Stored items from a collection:
+ + + + + + +

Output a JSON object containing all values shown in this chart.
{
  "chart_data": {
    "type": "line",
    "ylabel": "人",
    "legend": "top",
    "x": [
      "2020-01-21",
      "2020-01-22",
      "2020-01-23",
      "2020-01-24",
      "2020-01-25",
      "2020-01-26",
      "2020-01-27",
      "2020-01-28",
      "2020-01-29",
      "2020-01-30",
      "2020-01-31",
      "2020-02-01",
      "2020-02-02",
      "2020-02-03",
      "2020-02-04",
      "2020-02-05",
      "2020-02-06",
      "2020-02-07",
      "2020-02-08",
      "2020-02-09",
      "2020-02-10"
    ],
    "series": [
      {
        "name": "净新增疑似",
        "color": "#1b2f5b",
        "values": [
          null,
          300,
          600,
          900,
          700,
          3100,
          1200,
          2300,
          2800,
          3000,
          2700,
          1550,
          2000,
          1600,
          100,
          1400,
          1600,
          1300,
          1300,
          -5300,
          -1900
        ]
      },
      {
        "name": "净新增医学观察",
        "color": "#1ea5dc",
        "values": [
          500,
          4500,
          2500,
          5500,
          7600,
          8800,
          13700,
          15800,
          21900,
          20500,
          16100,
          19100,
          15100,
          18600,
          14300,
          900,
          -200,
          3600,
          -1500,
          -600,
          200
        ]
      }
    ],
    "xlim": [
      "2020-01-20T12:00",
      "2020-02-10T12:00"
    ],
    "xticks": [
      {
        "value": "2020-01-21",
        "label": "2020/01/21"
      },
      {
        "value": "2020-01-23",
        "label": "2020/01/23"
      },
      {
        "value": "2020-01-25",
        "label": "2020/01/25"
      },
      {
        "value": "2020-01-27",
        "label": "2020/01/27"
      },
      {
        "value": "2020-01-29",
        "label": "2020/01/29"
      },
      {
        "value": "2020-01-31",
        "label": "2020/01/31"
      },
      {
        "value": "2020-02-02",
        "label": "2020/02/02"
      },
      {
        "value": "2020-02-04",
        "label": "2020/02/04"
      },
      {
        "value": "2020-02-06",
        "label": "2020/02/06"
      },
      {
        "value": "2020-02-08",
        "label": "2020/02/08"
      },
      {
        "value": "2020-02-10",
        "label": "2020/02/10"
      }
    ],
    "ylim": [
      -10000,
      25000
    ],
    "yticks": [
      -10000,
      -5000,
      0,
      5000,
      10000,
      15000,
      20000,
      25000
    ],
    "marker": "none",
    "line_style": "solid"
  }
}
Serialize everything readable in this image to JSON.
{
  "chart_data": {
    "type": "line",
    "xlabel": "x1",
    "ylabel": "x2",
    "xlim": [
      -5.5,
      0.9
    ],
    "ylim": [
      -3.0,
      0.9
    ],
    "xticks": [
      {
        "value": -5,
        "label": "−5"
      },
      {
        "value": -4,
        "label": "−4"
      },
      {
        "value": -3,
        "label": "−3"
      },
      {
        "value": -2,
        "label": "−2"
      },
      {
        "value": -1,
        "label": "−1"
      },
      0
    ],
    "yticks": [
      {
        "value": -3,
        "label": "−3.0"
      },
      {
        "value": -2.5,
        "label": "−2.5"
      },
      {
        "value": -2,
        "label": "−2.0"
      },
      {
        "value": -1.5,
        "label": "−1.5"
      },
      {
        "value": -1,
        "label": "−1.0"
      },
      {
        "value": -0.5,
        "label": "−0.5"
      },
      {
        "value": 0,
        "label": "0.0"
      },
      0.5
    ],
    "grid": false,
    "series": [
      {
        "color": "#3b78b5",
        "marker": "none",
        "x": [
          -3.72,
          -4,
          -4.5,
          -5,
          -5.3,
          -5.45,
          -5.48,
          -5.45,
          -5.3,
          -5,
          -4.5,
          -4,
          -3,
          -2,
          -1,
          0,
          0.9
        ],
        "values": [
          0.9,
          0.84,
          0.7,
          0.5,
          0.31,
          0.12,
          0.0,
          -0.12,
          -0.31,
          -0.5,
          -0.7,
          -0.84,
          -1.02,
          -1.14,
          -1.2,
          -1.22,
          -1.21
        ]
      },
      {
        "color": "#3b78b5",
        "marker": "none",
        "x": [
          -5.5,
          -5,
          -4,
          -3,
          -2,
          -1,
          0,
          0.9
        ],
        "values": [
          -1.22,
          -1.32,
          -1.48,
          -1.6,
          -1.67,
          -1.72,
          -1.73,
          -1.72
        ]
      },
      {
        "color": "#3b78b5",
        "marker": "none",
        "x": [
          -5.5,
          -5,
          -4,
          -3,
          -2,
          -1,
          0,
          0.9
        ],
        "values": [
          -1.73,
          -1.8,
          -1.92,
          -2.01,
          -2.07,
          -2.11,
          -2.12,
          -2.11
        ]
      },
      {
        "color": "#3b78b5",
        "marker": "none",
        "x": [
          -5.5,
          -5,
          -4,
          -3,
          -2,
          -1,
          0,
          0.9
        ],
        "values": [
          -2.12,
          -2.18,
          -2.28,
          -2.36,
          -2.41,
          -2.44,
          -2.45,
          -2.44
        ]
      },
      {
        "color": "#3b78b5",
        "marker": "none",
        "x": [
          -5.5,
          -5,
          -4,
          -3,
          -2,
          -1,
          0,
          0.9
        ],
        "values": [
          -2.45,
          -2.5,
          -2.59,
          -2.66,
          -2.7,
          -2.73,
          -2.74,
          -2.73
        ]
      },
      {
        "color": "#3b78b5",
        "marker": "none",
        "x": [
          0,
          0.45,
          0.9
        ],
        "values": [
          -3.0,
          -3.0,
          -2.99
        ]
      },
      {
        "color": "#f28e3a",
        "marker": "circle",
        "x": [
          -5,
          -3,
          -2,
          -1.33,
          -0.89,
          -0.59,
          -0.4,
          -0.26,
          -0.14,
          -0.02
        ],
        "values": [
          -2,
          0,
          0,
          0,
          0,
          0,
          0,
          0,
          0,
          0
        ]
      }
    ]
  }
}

+ + + + + + +

Written request » Copy each record from above exactly, and include every line.

Full solution »
Output a JSON object containing all values shown in this chart.
{
  "chart_data": {
    "type": "line",
    "ylabel": "人",
    "legend": "top",
    "x": [
      "2020-01-21",
      "2020-01-22",
      "2020-01-23",
      "2020-01-24",
      "2020-01-25",
      "2020-01-26",
      "2020-01-27",
      "2020-01-28",
      "2020-01-29",
      "2020-01-30",
      "2020-01-31",
      "2020-02-01",
      "2020-02-02",
      "2020-02-03",
      "2020-02-04",
      "2020-02-05",
      "2020-02-06",
      "2020-02-07",
      "2020-02-08",
      "2020-02-09",
      "2020-02-10"
    ],
    "series": [
      {
        "name": "净新增疑似",
        "color": "#1b2f5b",
        "values": [
          null,
          300,
          600,
          900,
          700,
          3100,
          1200,
          2300,
          2800,
          3000,
          2700,
          1550,
          2000,
          1600,
          100,
          1400,
          1600,
          1300,
          1300,
          -5300,
          -1900
        ]
      },
      {
        "name": "净新增医学观察",
        "color": "#1ea5dc",
        "values": [
          500,
          4500,
          2500,
          5500,
          7600,
          8800,
          13700,
          15800,
          21900,
          20500,
          16100,
          19100,
          15100,
          18600,
          14300,
          900,
          -200,
          3600,
          -1500,
          -600,
          200
        ]
      }
    ],
    "xlim": [
      "2020-01-20T12:00",
      "2020-02-10T12:00"
    ],
    "xticks": [
      {
        "value": "2020-01-21",
        "label": "2020/01/21"
      },
      {
        "value": "2020-01-23",
        "label": "2020/01/23"
      },
      {
        "value": "2020-01-25",
        "label": "2020/01/25"
      },
      {
        "value": "2020-01-27",
        "label": "2020/01/27"
      },
      {
        "value": "2020-01-29",
        "label": "2020/01/29"
      },
      {
        "value": "2020-01-31",
        "label": "2020/01/31"
      },
      {
        "value": "2020-02-02",
        "label": "2020/02/02"
      },
      {
        "value": "2020-02-04",
        "label": "2020/02/04"
      },
      {
        "value": "2020-02-06",
        "label": "2020/02/06"
      },
      {
        "value": "2020-02-08",
        "label": "2020/02/08"
      },
      {
        "value": "2020-02-10",
        "label": "2020/02/10"
      }
    ],
    "ylim": [
      -10000,
      25000
    ],
    "yticks": [
      -10000,
      -5000,
      0,
      5000,
      10000,
      15000,
      20000,
      25000
    ],
    "marker": "none",
    "line_style": "solid"
  }
}
Serialize everything readable in this image to JSON.
{
  "chart_data": {
    "type": "line",
    "xlabel": "x1",
    "ylabel": "x2",
    "xlim": [
      -5.5,
      0.9
    ],
    "ylim": [
      -3.0,
      0.9
    ],
    "xticks": [
      {
        "value": -5,
        "label": "−5"
      },
      {
        "value": -4,
        "label": "−4"
      },
      {
        "value": -3,
        "label": "−3"
      },
      {
        "value": -2,
        "label": "−2"
      },
      {
        "value": -1,
        "label": "−1"
      },
      0
    ],
    "yticks": [
      {
        "value": -3,
        "label": "−3.0"
      },
      {
        "value": -2.5,
        "label": "−2.5"
      },
      {
        "value": -2,
        "label": "−2.0"
      },
      {
        "value": -1.5,
        "label": "−1.5"
      },
      {
        "value": -1,
        "label": "−1.0"
      },
      {
        "value": -0.5,
        "label": "−0.5"
      },
      {
        "value": 0,
        "label": "0.0"
      },
      0.5
    ],
    "grid": false,
    "series": [
      {
        "color": "#3b78b5",
        "marker": "none",
        "x": [
          -3.72,
          -4,
          -4.5,
          -5,
          -5.3,
          -5.45,
          -5.48,
          -5.45,
          -5.3,
          -5,
          -4.5,
          -4,
          -3,
          -2,
          -1,
          0,
          0.9
        ],
        "values": [
          0.9,
          0.84,
          0.7,
          0.5,
          0.31,
          0.12,
          0.0,
          -0.12,
          -0.31,
          -0.5,
          -0.7,
          -0.84,
          -1.02,
          -1.14,
          -1.2,
          -1.22,
          -1.21
        ]
      },
      {
        "color": "#3b78b5",
        "marker": "none",
        "x": [
          -5.5,
          -5,
          -4,
          -3,
          -2,
          -1,
          0,
          0.9
        ],
        "values": [
          -1.22,
          -1.32,
          -1.48,
          -1.6,
          -1.67,
          -1.72,
          -1.73,
          -1.72
        ]
      },
      {
        "color": "#3b78b5",
        "marker": "none",
        "x": [
          -5.5,
          -5,
          -4,
          -3,
          -2,
          -1,
          0,
          0.9
        ],
        "values": [
          -1.73,
          -1.8,
          -1.92,
          -2.01,
          -2.07,
          -2.11,
          -2.12,
          -2.11
        ]
      },
      {
        "color": "#3b78b5",
        "marker": "none",
        "x": [
          -5.5,
          -5,
          -4,
          -3,
          -2,
          -1,
          0,
          0.9
        ],
        "values": [
          -2.12,
          -2.18,
          -2.28,
          -2.36,
          -2.41,
          -2.44,
          -2.45,
          -2.44
        ]
      },
      {
        "color": "#3b78b5",
        "marker": "none",
        "x": [
          -5.5,
          -5,
          -4,
          -3,
          -2,
          -1,
          0,
          0.9
        ],
        "values": [
          -2.45,
          -2.5,
          -2.59,
          -2.66,
          -2.7,
          -2.73,
          -2.74,
          -2.73
        ]
      },
      {
        "color": "#3b78b5",
        "marker": "none",
        "x": [
          0,
          0.45,
          0.9
        ],
        "values": [
          -3.0,
          -3.0,
          -2.99
        ]
      },
      {
        "color": "#f28e3a",
        "marker": "circle",
        "x": [
          -5,
          -3,
          -2,
          -1.33,
          -0.89,
          -0.59,
          -0.4,
          -0.26,
          -0.14,
          -0.02
        ],
        "values": [
          -2,
          0,
          0,
          0,
          0,
          0,
          0,
          0,
          0,
          0
        ]
      }
    ]
  }
}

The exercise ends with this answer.